WORK INSTRUCTIONS: Go through the records line by line and work out how many lines hold the word "into". Answer with the number only.

--- Begin DATA SUPPLIED ---

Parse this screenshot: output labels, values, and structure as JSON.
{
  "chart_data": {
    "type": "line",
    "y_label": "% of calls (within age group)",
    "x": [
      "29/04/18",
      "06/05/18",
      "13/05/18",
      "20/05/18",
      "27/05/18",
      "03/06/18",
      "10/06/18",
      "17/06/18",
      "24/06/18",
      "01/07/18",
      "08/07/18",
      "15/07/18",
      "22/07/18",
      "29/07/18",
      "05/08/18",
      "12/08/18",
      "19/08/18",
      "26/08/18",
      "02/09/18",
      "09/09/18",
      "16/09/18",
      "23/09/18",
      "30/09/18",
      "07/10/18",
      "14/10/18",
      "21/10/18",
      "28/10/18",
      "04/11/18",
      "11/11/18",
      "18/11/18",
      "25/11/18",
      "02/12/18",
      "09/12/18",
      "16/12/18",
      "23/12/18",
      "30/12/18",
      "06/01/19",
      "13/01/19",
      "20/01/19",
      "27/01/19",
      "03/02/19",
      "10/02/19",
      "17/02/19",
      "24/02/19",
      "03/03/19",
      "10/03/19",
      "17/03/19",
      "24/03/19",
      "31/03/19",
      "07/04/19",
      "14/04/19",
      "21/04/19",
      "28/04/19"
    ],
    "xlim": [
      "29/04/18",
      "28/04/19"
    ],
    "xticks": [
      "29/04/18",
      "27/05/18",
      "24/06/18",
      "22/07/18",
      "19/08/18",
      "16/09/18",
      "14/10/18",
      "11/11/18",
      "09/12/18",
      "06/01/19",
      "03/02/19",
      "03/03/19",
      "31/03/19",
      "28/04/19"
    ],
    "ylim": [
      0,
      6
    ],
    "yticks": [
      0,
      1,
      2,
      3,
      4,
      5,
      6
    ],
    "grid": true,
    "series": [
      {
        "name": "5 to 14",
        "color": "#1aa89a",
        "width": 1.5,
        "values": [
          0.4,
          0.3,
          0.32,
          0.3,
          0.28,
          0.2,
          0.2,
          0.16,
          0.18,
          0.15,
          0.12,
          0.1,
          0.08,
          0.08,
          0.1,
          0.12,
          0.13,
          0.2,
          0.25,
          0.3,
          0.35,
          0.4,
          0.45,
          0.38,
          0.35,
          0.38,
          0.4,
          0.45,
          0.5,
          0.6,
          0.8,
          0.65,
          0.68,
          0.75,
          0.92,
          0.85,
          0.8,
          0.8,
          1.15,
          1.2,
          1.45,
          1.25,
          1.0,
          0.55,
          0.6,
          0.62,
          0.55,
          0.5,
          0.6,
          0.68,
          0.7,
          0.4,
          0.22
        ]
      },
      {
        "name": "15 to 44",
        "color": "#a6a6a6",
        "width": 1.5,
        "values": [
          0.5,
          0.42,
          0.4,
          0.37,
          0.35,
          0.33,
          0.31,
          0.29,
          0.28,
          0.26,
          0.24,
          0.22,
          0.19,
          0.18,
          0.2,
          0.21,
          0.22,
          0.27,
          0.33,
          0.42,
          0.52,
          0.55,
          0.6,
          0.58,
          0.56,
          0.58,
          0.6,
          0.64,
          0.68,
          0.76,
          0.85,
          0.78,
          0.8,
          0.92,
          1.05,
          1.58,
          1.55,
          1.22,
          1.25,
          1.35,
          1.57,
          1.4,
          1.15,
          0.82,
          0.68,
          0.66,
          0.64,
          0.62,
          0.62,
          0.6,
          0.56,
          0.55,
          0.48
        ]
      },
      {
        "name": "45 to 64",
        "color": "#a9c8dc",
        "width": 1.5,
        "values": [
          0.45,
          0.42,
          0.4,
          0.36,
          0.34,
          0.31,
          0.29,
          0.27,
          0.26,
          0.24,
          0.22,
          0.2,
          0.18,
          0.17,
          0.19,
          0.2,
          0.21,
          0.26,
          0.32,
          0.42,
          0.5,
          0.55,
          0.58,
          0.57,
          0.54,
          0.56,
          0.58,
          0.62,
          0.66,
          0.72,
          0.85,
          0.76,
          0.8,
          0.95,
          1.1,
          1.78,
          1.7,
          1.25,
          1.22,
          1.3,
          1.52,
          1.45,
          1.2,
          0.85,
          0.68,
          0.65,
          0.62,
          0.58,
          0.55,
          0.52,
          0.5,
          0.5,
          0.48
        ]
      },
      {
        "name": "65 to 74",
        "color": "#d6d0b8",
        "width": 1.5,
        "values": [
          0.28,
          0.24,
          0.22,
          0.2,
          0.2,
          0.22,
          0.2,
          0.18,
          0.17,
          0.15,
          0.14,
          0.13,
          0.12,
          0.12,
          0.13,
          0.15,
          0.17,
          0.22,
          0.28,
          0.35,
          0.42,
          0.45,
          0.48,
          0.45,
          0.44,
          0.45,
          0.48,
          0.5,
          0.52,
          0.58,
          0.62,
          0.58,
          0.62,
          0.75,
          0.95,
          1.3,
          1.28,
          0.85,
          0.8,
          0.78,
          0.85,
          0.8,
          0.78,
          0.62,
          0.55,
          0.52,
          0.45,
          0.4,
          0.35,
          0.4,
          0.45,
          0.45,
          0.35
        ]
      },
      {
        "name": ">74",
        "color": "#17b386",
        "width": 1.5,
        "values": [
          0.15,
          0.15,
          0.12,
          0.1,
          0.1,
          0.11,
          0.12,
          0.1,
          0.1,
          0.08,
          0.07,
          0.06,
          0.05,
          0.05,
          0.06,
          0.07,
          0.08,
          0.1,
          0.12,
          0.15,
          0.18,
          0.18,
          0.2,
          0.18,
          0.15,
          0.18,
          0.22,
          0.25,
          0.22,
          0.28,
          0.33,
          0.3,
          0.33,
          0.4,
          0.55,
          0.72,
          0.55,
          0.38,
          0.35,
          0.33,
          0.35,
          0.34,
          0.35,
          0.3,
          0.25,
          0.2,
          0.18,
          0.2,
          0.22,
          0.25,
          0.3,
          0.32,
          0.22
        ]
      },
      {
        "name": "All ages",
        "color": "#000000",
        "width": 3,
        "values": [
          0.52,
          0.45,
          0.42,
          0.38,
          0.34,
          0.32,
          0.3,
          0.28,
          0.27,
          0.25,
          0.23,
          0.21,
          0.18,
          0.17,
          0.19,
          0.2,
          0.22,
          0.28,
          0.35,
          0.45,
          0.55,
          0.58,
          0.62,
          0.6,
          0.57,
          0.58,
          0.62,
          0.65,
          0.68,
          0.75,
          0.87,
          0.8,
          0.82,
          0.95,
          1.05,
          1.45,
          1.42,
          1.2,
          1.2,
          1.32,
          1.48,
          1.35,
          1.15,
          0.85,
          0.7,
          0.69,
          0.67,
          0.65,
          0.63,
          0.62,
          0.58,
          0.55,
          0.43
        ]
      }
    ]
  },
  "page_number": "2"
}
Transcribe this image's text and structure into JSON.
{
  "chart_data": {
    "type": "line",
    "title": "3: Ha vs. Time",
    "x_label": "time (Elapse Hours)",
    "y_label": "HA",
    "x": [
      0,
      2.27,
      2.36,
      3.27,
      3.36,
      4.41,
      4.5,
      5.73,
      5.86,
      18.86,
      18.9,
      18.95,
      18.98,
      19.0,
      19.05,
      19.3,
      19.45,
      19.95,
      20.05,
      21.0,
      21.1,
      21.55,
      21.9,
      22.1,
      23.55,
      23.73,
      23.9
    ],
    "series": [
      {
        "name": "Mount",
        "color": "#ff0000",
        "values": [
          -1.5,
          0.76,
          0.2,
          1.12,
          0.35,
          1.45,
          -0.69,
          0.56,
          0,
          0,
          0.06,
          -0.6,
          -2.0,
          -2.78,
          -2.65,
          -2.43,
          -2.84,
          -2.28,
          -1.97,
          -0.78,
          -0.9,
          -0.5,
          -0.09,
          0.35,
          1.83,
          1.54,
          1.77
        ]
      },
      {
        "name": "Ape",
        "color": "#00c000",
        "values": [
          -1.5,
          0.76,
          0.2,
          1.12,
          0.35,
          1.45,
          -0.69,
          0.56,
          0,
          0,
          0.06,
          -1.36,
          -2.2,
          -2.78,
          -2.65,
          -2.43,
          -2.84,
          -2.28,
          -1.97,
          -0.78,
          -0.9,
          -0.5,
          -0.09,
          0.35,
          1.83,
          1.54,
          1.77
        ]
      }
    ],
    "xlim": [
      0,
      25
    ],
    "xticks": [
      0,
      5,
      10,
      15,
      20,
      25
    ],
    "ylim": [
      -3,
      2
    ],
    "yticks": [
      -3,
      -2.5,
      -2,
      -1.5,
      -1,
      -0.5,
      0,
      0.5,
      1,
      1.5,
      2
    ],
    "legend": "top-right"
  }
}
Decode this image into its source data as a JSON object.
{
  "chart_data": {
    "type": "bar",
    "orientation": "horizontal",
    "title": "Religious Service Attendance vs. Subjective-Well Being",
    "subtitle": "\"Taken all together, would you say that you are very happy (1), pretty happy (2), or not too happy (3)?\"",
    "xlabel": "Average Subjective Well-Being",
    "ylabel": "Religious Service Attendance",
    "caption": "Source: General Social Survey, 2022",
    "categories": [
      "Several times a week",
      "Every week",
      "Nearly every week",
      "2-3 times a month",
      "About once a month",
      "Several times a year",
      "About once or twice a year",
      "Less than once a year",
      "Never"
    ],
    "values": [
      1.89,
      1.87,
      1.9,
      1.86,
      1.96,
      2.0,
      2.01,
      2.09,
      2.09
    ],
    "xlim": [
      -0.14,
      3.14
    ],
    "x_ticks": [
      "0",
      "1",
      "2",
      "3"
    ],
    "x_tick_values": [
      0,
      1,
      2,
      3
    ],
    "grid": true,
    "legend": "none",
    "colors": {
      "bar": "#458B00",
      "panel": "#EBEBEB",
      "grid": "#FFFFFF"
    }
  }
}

--- End DATA SUPPLIED ---

OUTPUT BELOW: 2